Stored entries:
--- Start ---
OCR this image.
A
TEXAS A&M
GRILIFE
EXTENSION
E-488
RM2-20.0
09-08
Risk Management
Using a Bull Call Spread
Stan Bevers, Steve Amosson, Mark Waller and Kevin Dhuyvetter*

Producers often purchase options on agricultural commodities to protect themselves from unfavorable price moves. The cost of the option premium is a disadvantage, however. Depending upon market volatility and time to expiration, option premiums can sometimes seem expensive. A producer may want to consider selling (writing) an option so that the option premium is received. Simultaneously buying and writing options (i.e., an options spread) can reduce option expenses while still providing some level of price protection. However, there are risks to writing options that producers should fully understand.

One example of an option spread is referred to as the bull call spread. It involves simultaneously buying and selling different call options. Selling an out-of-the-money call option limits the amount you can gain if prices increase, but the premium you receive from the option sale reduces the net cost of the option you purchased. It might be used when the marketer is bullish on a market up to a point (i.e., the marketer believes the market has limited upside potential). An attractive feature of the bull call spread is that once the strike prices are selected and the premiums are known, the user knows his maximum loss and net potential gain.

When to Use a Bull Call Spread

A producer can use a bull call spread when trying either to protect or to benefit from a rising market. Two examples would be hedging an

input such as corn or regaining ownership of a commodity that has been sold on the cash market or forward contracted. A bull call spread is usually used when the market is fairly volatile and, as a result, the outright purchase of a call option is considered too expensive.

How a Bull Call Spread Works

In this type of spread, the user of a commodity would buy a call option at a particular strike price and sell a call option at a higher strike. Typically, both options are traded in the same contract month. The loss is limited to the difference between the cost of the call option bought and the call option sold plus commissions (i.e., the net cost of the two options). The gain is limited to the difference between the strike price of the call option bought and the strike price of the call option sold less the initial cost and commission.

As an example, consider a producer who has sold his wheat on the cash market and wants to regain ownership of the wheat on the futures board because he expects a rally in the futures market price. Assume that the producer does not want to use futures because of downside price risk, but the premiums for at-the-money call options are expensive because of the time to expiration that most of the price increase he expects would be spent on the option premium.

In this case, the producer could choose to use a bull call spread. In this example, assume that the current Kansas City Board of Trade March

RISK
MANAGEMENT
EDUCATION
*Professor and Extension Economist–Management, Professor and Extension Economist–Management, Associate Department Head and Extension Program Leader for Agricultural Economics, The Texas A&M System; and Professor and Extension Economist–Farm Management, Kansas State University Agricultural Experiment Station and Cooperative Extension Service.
--- End ---
## Task description
Where a line holds "Kansas", copy it out.

## Answer below
In this case, the producer could choose to use a bull call spread. In this example, assume that the current Kansas City Board of Trade March
*Professor and Extension Economist–Management, Professor and Extension Economist–Management, Associate Department Head and Extension Program Leader for Agricultural Economics, The Texas A&M System; and Professor and Extension Economist–Farm Management, Kansas State University Agricultural Experiment Station and Cooperative Extension Service.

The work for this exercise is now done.